**Given task**
Write out the whole listing again, exactly.

--- start of Excerpted records ---

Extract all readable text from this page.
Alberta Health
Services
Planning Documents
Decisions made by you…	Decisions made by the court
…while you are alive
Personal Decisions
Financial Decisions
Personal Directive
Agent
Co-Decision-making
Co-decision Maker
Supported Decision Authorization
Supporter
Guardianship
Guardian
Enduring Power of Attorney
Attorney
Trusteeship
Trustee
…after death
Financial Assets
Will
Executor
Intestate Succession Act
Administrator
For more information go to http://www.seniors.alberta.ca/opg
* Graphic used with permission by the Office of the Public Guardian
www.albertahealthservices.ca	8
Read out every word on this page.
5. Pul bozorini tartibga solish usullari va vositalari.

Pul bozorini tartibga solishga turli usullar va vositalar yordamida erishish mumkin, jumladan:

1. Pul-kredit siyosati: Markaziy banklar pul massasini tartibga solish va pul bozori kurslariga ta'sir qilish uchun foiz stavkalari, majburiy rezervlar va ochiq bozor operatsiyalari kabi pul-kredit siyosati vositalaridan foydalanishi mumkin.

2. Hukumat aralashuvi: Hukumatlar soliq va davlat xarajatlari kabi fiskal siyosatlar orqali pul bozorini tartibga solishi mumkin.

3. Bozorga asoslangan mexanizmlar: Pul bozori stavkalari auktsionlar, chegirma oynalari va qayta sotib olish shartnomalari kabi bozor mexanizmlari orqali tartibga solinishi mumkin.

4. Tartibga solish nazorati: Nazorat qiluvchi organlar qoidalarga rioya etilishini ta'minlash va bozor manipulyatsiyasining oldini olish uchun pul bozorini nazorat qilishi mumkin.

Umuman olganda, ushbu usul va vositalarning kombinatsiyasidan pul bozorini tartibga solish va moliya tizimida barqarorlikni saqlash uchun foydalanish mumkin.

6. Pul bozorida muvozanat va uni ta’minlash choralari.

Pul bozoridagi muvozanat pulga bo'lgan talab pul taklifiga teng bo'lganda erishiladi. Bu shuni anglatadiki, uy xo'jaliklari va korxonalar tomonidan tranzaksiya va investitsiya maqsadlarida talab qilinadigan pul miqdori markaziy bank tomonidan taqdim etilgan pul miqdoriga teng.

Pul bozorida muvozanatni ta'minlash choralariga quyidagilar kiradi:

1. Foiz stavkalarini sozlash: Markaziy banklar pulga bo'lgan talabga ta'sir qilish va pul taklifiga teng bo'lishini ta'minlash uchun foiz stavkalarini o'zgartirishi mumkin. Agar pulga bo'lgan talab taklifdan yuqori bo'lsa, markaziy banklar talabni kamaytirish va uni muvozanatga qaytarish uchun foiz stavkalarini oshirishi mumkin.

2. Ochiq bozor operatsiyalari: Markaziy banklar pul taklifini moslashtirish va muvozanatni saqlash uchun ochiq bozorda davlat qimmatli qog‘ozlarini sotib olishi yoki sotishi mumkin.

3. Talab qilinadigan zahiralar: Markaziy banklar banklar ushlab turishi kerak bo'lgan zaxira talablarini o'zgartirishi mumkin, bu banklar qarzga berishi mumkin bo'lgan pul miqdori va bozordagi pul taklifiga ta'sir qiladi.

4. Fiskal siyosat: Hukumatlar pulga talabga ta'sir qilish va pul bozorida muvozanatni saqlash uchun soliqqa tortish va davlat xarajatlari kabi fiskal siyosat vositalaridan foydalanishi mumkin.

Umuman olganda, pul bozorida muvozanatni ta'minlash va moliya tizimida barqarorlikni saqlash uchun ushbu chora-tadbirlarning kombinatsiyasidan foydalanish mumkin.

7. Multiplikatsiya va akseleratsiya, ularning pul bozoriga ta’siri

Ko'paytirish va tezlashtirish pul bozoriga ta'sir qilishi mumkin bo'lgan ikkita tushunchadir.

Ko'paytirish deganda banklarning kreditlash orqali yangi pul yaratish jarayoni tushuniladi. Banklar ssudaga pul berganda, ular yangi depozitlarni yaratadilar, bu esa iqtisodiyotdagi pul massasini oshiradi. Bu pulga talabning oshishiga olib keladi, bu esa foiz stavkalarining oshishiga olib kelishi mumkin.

--- end of Excerpted records ---

**Written answer**
Extract all readable text from this page.
Alberta Health
Services
Planning Documents
Decisions made by you…	Decisions made by the court
…while you are alive
Personal Decisions
Financial Decisions
Personal Directive
Agent
Co-Decision-making
Co-decision Maker
Supported Decision Authorization
Supporter
Guardianship
Guardian
Enduring Power of Attorney
Attorney
Trusteeship
Trustee
…after death
Financial Assets
Will
Executor
Intestate Succession Act
Administrator
For more information go to http://www.seniors.alberta.ca/opg
* Graphic used with permission by the Office of the Public Guardian
www.albertahealthservices.ca	8
Read out every word on this page.
5. Pul bozorini tartibga solish usullari va vositalari.

Pul bozorini tartibga solishga turli usullar va vositalar yordamida erishish mumkin, jumladan:

1. Pul-kredit siyosati: Markaziy banklar pul massasini tartibga solish va pul bozori kurslariga ta'sir qilish uchun foiz stavkalari, majburiy rezervlar va ochiq bozor operatsiyalari kabi pul-kredit siyosati vositalaridan foydalanishi mumkin.

2. Hukumat aralashuvi: Hukumatlar soliq va davlat xarajatlari kabi fiskal siyosatlar orqali pul bozorini tartibga solishi mumkin.

3. Bozorga asoslangan mexanizmlar: Pul bozori stavkalari auktsionlar, chegirma oynalari va qayta sotib olish shartnomalari kabi bozor mexanizmlari orqali tartibga solinishi mumkin.

4. Tartibga solish nazorati: Nazorat qiluvchi organlar qoidalarga rioya etilishini ta'minlash va bozor manipulyatsiyasining oldini olish uchun pul bozorini nazorat qilishi mumkin.

Umuman olganda, ushbu usul va vositalarning kombinatsiyasidan pul bozorini tartibga solish va moliya tizimida barqarorlikni saqlash uchun foydalanish mumkin.

6. Pul bozorida muvozanat va uni ta’minlash choralari.

Pul bozoridagi muvozanat pulga bo'lgan talab pul taklifiga teng bo'lganda erishiladi. Bu shuni anglatadiki, uy xo'jaliklari va korxonalar tomonidan tranzaksiya va investitsiya maqsadlarida talab qilinadigan pul miqdori markaziy bank tomonidan taqdim etilgan pul miqdoriga teng.

Pul bozorida muvozanatni ta'minlash choralariga quyidagilar kiradi:

1. Foiz stavkalarini sozlash: Markaziy banklar pulga bo'lgan talabga ta'sir qilish va pul taklifiga teng bo'lishini ta'minlash uchun foiz stavkalarini o'zgartirishi mumkin. Agar pulga bo'lgan talab taklifdan yuqori bo'lsa, markaziy banklar talabni kamaytirish va uni muvozanatga qaytarish uchun foiz stavkalarini oshirishi mumkin.

2. Ochiq bozor operatsiyalari: Markaziy banklar pul taklifini moslashtirish va muvozanatni saqlash uchun ochiq bozorda davlat qimmatli qog‘ozlarini sotib olishi yoki sotishi mumkin.

3. Talab qilinadigan zahiralar: Markaziy banklar banklar ushlab turishi kerak bo'lgan zaxira talablarini o'zgartirishi mumkin, bu banklar qarzga berishi mumkin bo'lgan pul miqdori va bozordagi pul taklifiga ta'sir qiladi.

4. Fiskal siyosat: Hukumatlar pulga talabga ta'sir qilish va pul bozorida muvozanatni saqlash uchun soliqqa tortish va davlat xarajatlari kabi fiskal siyosat vositalaridan foydalanishi mumkin.

Umuman olganda, pul bozorida muvozanatni ta'minlash va moliya tizimida barqarorlikni saqlash uchun ushbu chora-tadbirlarning kombinatsiyasidan foydalanish mumkin.

7. Multiplikatsiya va akseleratsiya, ularning pul bozoriga ta’siri

Ko'paytirish va tezlashtirish pul bozoriga ta'sir qilishi mumkin bo'lgan ikkita tushunchadir.

Ko'paytirish deganda banklarning kreditlash orqali yangi pul yaratish jarayoni tushuniladi. Banklar ssudaga pul berganda, ular yangi depozitlarni yaratadilar, bu esa iqtisodiyotdagi pul massasini oshiradi. Bu pulga talabning oshishiga olib keladi, bu esa foiz stavkalarining oshishiga olib kelishi mumkin.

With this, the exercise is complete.